### Aim of the exercise
Repeat every line of the material, character for character.

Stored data
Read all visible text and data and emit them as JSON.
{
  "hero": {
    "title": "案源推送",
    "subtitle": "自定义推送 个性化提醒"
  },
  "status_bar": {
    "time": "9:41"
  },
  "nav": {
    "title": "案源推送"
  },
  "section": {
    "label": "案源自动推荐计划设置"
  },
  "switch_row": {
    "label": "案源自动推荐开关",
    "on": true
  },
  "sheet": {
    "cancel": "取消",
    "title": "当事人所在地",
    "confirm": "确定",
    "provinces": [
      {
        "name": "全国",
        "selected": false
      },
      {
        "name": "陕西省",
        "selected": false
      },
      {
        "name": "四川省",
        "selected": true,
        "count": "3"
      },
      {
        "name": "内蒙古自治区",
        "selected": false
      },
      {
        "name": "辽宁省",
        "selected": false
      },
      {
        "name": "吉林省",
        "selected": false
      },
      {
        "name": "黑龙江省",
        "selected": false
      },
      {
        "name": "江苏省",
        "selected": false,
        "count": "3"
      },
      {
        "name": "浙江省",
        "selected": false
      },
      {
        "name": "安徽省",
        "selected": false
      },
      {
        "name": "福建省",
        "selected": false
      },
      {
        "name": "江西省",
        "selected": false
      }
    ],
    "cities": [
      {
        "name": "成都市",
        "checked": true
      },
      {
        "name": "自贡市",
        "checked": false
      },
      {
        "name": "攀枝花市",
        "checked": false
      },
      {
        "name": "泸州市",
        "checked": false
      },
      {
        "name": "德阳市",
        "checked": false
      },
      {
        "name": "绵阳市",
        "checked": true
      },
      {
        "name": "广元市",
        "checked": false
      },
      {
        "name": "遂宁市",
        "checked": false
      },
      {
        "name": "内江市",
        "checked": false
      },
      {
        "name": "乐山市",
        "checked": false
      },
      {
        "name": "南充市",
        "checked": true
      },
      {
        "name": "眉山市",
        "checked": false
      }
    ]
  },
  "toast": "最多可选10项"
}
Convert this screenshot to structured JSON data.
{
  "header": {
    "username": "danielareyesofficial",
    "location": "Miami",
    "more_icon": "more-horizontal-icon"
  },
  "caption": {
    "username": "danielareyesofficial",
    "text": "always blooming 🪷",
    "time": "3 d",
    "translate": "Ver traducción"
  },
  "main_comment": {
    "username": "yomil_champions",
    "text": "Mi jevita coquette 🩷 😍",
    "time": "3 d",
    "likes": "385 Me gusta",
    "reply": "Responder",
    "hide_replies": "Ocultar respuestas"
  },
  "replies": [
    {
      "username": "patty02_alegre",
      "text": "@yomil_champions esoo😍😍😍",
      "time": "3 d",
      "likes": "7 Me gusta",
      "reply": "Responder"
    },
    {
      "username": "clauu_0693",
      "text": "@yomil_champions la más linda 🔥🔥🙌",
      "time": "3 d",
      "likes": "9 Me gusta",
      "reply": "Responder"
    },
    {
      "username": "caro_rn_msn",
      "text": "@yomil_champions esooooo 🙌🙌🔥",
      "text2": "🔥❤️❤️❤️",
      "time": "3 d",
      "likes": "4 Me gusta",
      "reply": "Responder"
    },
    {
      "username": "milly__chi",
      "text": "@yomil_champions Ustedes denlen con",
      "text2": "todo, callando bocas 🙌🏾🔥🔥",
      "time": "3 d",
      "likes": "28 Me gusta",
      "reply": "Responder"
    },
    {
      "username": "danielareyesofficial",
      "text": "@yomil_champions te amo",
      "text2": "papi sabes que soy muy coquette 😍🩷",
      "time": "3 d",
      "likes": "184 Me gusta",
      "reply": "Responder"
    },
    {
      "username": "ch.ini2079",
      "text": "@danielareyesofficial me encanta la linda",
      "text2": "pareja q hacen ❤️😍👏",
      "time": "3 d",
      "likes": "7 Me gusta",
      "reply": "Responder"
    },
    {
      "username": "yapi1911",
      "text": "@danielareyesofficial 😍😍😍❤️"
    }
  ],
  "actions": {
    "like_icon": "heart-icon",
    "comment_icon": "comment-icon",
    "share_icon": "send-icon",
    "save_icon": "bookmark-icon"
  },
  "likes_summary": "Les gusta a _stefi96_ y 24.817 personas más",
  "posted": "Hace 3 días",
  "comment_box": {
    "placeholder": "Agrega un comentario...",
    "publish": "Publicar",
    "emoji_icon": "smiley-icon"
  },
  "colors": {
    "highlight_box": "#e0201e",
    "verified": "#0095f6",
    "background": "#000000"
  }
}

### Solution for this exercise
Read all visible text and data and emit them as JSON.
{
  "hero": {
    "title": "案源推送",
    "subtitle": "自定义推送 个性化提醒"
  },
  "status_bar": {
    "time": "9:41"
  },
  "nav": {
    "title": "案源推送"
  },
  "section": {
    "label": "案源自动推荐计划设置"
  },
  "switch_row": {
    "label": "案源自动推荐开关",
    "on": true
  },
  "sheet": {
    "cancel": "取消",
    "title": "当事人所在地",
    "confirm": "确定",
    "provinces": [
      {
        "name": "全国",
        "selected": false
      },
      {
        "name": "陕西省",
        "selected": false
      },
      {
        "name": "四川省",
        "selected": true,
        "count": "3"
      },
      {
        "name": "内蒙古自治区",
        "selected": false
      },
      {
        "name": "辽宁省",
        "selected": false
      },
      {
        "name": "吉林省",
        "selected": false
      },
      {
        "name": "黑龙江省",
        "selected": false
      },
      {
        "name": "江苏省",
        "selected": false,
        "count": "3"
      },
      {
        "name": "浙江省",
        "selected": false
      },
      {
        "name": "安徽省",
        "selected": false
      },
      {
        "name": "福建省",
        "selected": false
      },
      {
        "name": "江西省",
        "selected": false
      }
    ],
    "cities": [
      {
        "name": "成都市",
        "checked": true
      },
      {
        "name": "自贡市",
        "checked": false
      },
      {
        "name": "攀枝花市",
        "checked": false
      },
      {
        "name": "泸州市",
        "checked": false
      },
      {
        "name": "德阳市",
        "checked": false
      },
      {
        "name": "绵阳市",
        "checked": true
      },
      {
        "name": "广元市",
        "checked": false
      },
      {
        "name": "遂宁市",
        "checked": false
      },
      {
        "name": "内江市",
        "checked": false
      },
      {
        "name": "乐山市",
        "checked": false
      },
      {
        "name": "南充市",
        "checked": true
      },
      {
        "name": "眉山市",
        "checked": false
      }
    ]
  },
  "toast": "最多可选10项"
}
Convert this screenshot to structured JSON data.
{
  "header": {
    "username": "danielareyesofficial",
    "location": "Miami",
    "more_icon": "more-horizontal-icon"
  },
  "caption": {
    "username": "danielareyesofficial",
    "text": "always blooming 🪷",
    "time": "3 d",
    "translate": "Ver traducción"
  },
  "main_comment": {
    "username": "yomil_champions",
    "text": "Mi jevita coquette 🩷 😍",
    "time": "3 d",
    "likes": "385 Me gusta",
    "reply": "Responder",
    "hide_replies": "Ocultar respuestas"
  },
  "replies": [
    {
      "username": "patty02_alegre",
      "text": "@yomil_champions esoo😍😍😍",
      "time": "3 d",
      "likes": "7 Me gusta",
      "reply": "Responder"
    },
    {
      "username": "clauu_0693",
      "text": "@yomil_champions la más linda 🔥🔥🙌",
      "time": "3 d",
      "likes": "9 Me gusta",
      "reply": "Responder"
    },
    {
      "username": "caro_rn_msn",
      "text": "@yomil_champions esooooo 🙌🙌🔥",
      "text2": "🔥❤️❤️❤️",
      "time": "3 d",
      "likes": "4 Me gusta",
      "reply": "Responder"
    },
    {
      "username": "milly__chi",
      "text": "@yomil_champions Ustedes denlen con",
      "text2": "todo, callando bocas 🙌🏾🔥🔥",
      "time": "3 d",
      "likes": "28 Me gusta",
      "reply": "Responder"
    },
    {
      "username": "danielareyesofficial",
      "text": "@yomil_champions te amo",
      "text2": "papi sabes que soy muy coquette 😍🩷",
      "time": "3 d",
      "likes": "184 Me gusta",
      "reply": "Responder"
    },
    {
      "username": "ch.ini2079",
      "text": "@danielareyesofficial me encanta la linda",
      "text2": "pareja q hacen ❤️😍👏",
      "time": "3 d",
      "likes": "7 Me gusta",
      "reply": "Responder"
    },
    {
      "username": "yapi1911",
      "text": "@danielareyesofficial 😍😍😍❤️"
    }
  ],
  "actions": {
    "like_icon": "heart-icon",
    "comment_icon": "comment-icon",
    "share_icon": "send-icon",
    "save_icon": "bookmark-icon"
  },
  "likes_summary": "Les gusta a _stefi96_ y 24.817 personas más",
  "posted": "Hace 3 días",
  "comment_box": {
    "placeholder": "Agrega un comentario...",
    "publish": "Publicar",
    "emoji_icon": "smiley-icon"
  },
  "colors": {
    "highlight_box": "#e0201e",
    "verified": "#0095f6",
    "background": "#000000"
  }
}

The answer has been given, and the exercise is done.